Fragmento seleccionado:

Generador de dataset de numeros sintetico para entrenamiento de OCR

In [None]:
import os, random
import numpy as np
import cv2
from PIL import Image, ImageDraw, ImageFont

random.seed(42)
np.random.seed(42)

# === Configure fonts ===

FONTS = [
    r"C:\Windows\Fonts\Arial\ariblk.ttf",
    r"C:\Windows\Fonts\Arial\arialbd.ttf",
    # Add more .ttf similar to real race numbers
]

OUT_DIR = r"..\..\Data\dataset\text_arial"
os.makedirs(OUT_DIR, exist_ok=True)
for d in range(10):
    os.makedirs(os.path.join(OUT_DIR, str(d)), exist_ok=True)

N_PER_DIGIT = 1000          # samples per digit
BASE_SIZE = 64              # internal render size (bigger = better transforms)
OUT_SIZE = 28               # final tile size for OCR (None to keep BASE_SIZE)

# Augmentation knobs
ROT_DEG = 8                 # max rotation degrees (±)
SCALE_RANGE = (0.90, 1.05)  # random scale
TRANS_PX = 1                # random translation in pixels
PERSPECTIVE_JITTER = 0.08   # 0..0.15 is typical
STROKE_JITTER = False        # vary stroke thickness via dilate/erode
BLUR_PROB = 0.35            # probability to apply small blur (then re-binarize)
ERODE_DILATE_KS = [1, 2]    # kernel sizes used when jittering stroke


# ====== UTILS ======
def ensure_binary(img):
    """Ensure output is strictly 0/255 uint8."""
    if img.dtype != np.uint8:
        img = img.astype(np.uint8)
    _, bin_img = cv2.threshold(img, 127, 255, cv2.THRESH_BINARY)
    return bin_img

def render_filled_digit(digit: str, size=96, min_scale=0.5, max_scale=0.8):
    """Render a filled white digit on black with PIL, then binarize to kill anti-alias."""
    font_path = random.choice(FONTS)
    font_size = int(size * random.uniform(min_scale, max_scale))

Qué hacer:
1 – Reproduce sin cambios la parte del código del generador de dataset para OCR que empieza en "N_PER_DIGIT = 1000" y termina en "blur (then re-binarize)".
2 – Prosigue el código del generador de dataset para OCR a partir de su última línea.
Los registros no hacen falta para resolver el ejercicio.

Registros del dataset:

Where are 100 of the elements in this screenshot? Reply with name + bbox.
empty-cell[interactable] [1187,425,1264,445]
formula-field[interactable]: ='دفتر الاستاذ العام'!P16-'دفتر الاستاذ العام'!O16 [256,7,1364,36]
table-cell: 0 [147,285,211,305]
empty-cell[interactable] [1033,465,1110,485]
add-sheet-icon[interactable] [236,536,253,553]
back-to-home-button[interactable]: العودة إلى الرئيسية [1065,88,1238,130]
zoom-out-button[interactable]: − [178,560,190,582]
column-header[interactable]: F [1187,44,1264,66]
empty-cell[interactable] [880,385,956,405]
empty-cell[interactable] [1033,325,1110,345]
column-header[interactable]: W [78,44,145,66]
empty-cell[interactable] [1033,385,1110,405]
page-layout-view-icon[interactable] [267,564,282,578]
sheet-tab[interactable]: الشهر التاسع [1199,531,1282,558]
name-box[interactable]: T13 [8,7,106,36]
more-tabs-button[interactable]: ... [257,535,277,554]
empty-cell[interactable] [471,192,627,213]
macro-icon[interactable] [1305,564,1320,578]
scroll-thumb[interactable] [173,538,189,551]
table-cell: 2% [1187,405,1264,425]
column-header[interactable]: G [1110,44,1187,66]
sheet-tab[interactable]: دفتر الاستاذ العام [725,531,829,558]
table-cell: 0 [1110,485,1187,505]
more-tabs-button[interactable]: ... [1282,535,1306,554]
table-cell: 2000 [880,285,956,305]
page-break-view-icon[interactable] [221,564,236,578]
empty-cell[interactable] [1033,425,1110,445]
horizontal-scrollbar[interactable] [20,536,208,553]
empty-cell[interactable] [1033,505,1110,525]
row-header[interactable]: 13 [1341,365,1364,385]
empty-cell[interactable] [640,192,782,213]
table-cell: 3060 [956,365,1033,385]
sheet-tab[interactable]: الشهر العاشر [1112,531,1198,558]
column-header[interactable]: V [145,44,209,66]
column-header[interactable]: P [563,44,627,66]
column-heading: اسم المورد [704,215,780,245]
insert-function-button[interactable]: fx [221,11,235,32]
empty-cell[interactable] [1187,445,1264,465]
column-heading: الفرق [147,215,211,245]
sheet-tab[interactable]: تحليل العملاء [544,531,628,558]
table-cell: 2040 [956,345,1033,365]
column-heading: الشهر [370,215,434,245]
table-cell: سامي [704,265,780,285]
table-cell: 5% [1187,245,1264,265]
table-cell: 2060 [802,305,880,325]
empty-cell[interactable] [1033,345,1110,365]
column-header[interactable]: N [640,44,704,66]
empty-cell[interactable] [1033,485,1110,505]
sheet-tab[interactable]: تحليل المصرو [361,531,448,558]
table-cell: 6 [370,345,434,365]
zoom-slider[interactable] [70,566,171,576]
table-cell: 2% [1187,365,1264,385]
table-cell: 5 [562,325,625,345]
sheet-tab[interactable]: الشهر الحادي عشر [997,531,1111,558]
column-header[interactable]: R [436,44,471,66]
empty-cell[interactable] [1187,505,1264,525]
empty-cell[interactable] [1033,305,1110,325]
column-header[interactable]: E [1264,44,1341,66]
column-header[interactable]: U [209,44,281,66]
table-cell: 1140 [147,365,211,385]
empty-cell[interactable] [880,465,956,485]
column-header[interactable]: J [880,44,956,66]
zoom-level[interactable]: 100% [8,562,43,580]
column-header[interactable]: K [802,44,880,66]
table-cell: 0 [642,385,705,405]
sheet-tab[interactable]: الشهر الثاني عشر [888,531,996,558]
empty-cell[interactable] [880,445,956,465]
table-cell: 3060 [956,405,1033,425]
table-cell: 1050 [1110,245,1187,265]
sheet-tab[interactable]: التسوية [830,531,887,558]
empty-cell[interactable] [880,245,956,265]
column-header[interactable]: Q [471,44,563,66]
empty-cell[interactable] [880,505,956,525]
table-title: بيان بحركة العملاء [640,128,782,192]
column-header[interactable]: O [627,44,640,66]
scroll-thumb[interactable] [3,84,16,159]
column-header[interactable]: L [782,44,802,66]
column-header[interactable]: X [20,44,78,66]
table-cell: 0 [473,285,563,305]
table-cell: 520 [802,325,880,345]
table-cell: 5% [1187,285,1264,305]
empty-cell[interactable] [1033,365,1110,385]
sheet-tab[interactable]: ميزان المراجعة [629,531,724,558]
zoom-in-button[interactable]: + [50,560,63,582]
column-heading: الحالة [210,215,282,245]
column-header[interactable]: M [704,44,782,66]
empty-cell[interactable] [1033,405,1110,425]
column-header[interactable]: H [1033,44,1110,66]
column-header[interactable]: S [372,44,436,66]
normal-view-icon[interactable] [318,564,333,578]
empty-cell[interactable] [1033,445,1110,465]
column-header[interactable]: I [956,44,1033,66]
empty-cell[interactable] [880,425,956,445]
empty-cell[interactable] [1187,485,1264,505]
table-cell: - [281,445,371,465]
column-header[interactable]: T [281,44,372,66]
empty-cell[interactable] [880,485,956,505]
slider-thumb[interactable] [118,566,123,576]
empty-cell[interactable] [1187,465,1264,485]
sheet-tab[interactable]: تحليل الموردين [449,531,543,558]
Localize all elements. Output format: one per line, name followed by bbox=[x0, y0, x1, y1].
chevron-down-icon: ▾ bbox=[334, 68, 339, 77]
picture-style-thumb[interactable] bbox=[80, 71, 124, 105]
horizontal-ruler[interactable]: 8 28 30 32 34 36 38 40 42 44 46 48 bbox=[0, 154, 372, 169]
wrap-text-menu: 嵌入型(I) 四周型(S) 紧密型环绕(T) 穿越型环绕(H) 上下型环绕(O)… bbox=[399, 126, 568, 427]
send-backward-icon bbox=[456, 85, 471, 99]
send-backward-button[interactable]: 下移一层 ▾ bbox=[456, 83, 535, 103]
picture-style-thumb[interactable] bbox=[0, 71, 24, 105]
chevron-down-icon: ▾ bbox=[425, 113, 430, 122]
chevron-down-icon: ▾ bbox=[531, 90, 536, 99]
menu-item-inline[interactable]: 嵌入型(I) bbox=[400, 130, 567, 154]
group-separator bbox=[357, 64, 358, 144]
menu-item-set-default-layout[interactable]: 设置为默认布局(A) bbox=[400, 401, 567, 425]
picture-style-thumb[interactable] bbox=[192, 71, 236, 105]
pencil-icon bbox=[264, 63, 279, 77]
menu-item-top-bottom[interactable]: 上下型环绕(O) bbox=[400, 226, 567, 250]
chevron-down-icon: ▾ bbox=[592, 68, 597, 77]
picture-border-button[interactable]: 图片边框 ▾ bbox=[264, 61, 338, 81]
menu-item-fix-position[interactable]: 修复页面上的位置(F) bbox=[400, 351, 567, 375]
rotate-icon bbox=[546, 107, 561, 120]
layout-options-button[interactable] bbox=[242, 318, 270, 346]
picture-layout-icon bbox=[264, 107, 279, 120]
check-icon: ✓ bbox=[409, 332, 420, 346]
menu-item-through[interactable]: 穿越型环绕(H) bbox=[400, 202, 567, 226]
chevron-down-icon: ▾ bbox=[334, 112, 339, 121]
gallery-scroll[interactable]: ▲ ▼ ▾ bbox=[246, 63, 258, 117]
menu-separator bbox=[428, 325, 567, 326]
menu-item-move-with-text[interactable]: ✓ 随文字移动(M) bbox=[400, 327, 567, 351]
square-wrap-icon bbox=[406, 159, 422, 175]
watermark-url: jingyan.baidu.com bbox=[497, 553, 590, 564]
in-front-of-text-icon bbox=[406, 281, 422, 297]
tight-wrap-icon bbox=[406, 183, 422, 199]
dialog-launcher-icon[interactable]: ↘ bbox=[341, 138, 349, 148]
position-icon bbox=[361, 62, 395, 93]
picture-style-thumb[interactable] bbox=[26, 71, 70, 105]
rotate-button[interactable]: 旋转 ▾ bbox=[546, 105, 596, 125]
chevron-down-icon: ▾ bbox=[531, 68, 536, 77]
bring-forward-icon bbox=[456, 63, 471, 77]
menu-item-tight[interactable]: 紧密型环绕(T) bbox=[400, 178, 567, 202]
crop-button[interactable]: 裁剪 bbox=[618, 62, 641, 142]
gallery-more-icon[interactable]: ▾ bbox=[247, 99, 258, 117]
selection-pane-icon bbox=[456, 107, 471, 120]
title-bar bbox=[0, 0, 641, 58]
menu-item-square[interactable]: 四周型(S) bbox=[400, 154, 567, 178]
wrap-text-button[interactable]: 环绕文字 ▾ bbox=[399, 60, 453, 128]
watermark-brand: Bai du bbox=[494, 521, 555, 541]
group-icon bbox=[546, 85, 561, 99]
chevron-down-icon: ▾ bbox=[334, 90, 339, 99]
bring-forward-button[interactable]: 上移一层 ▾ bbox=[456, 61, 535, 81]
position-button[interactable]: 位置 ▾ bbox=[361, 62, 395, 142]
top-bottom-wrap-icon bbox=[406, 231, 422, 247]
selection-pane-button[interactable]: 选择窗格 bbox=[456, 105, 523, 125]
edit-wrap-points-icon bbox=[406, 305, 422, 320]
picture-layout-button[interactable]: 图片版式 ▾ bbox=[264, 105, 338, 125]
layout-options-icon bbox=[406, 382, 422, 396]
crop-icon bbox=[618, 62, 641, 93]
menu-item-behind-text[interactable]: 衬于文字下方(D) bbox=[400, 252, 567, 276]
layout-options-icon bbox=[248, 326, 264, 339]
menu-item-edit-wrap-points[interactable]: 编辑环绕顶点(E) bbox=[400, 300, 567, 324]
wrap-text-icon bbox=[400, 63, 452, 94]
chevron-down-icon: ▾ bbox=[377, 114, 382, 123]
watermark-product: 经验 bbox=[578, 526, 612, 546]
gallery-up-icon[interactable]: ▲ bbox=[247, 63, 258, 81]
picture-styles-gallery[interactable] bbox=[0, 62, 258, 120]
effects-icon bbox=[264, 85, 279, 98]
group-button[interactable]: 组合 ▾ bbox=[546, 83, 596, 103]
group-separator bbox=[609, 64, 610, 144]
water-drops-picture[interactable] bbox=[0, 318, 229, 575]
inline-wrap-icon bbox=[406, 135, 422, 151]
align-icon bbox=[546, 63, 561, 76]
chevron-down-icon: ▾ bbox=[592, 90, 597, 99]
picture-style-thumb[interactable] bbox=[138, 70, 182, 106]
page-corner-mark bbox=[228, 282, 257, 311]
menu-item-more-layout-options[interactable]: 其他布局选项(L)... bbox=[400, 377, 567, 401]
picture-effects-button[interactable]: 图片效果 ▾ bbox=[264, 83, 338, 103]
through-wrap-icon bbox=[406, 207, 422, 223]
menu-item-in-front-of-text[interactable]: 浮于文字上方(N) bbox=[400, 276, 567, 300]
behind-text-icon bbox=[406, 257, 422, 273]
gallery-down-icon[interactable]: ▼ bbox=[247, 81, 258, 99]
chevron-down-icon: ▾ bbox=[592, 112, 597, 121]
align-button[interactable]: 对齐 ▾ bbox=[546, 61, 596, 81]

Respuestas del ejercicio:
1 –
N_PER_DIGIT = 1000          # samples per digit
BASE_SIZE = 64              # internal render size (bigger = better transforms)
OUT_SIZE = 28               # final tile size for OCR (None to keep BASE_SIZE)

# Augmentation knobs
ROT_DEG = 8                 # max rotation degrees (±)
SCALE_RANGE = (0.90, 1.05)  # random scale
TRANS_PX = 1                # random translation in pixels
PERSPECTIVE_JITTER = 0.08   # 0..0.15 is typical
STROKE_JITTER = False        # vary stroke thickness via dilate/erode
BLUR_PROB = 0.35            # probability to apply small blur (then re-binarize)

2 –
    font = ImageFont.truetype(font_path, font_size)

    canvas = Image.new("L", (size, size), 0)  # black background
    draw = ImageDraw.Draw(canvas)

    l, t, r, b = draw.textbbox((0, 0), digit, font=font)
    tw, th = r - l, b - t
    x = (size - tw)//2 + np.random.randint(-2, 3)
    y = (size - th)//2 + np.random.randint(-2, 3)

    draw.text((x, y), digit, fill=255, font=font)

    img = np.array(canvas)  # 0..255
    return ensure_binary(img)

def jitter_stroke(img_bin):
    """Randomly thicken or thin stroke using morphology, then keep binary."""
    if not STROKE_JITTER or random.random() < 0.5:
        return img_bin
    k = random.choice(ERODE_DILATE_KS)
    kernel = cv2.getStructuringElement(cv2.MORPH_RECT, (k, k))
    if random.random() < 0.5:
        out = cv2.dilate(img_bin, kernel, iterations=1)
    else:
        out = cv2.erode(img_bin, kernel, iterations=1)
    return ensure_binary(out)

def random_affine_binary(img_bin, max_deg=ROT_DEG, scale_range=SCALE_RANGE, translate_px=TRANS_PX):
    """Rotate/scale/translate with nearest interpolation; keep binary."""
    h, w = img_bin.shape[:2]
    ang = np.random.uniform(-max_deg, max_deg)
    scale = np.random.uniform(*scale_range)
    M = cv2.getRotationMatrix2D((w/2, h/2), ang, scale)
    M[0, 2] += np.random.randint(-translate_px, translate_px+1)
    M[1, 2] += np.random.randint(-translate_px, translate_px+1)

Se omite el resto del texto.